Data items
— begin —
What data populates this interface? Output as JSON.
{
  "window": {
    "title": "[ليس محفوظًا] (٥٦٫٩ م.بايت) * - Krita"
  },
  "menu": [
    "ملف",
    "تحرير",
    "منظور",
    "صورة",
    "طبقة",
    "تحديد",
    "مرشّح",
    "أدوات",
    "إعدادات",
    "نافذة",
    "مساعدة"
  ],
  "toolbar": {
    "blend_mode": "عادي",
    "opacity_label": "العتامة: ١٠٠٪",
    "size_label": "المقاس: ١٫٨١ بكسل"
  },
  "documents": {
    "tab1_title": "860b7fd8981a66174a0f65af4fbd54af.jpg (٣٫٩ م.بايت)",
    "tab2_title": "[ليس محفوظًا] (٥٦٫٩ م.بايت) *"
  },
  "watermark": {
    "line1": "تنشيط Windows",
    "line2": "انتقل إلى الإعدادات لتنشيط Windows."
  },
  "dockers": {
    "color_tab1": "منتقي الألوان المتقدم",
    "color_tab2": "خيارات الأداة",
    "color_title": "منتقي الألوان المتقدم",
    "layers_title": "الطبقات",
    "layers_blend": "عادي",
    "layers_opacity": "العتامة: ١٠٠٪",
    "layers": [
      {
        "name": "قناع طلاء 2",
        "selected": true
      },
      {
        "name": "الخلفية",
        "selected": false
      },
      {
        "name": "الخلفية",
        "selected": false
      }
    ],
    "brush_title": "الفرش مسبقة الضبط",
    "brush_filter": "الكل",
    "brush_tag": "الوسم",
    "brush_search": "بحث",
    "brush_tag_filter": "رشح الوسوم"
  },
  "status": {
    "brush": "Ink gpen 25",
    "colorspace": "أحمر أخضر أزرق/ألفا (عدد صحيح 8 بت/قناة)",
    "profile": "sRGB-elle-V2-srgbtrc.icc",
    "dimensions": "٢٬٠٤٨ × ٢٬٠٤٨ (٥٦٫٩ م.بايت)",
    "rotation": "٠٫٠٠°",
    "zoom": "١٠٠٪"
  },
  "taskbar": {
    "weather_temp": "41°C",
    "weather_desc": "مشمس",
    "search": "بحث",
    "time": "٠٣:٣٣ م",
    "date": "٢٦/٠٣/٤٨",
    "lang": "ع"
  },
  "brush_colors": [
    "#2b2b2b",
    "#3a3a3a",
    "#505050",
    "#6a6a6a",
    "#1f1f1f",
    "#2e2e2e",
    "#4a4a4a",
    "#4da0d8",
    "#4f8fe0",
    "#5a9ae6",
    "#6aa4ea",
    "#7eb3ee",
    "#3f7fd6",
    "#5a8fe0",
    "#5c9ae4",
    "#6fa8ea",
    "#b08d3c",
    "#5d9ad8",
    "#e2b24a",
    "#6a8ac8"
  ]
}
— end —
Reproduce every line of the listing above in which the string "العتامة" appears.

    "opacity_label": "العتامة: ١٠٠٪",
    "layers_opacity": "العتامة: ١٠٠٪",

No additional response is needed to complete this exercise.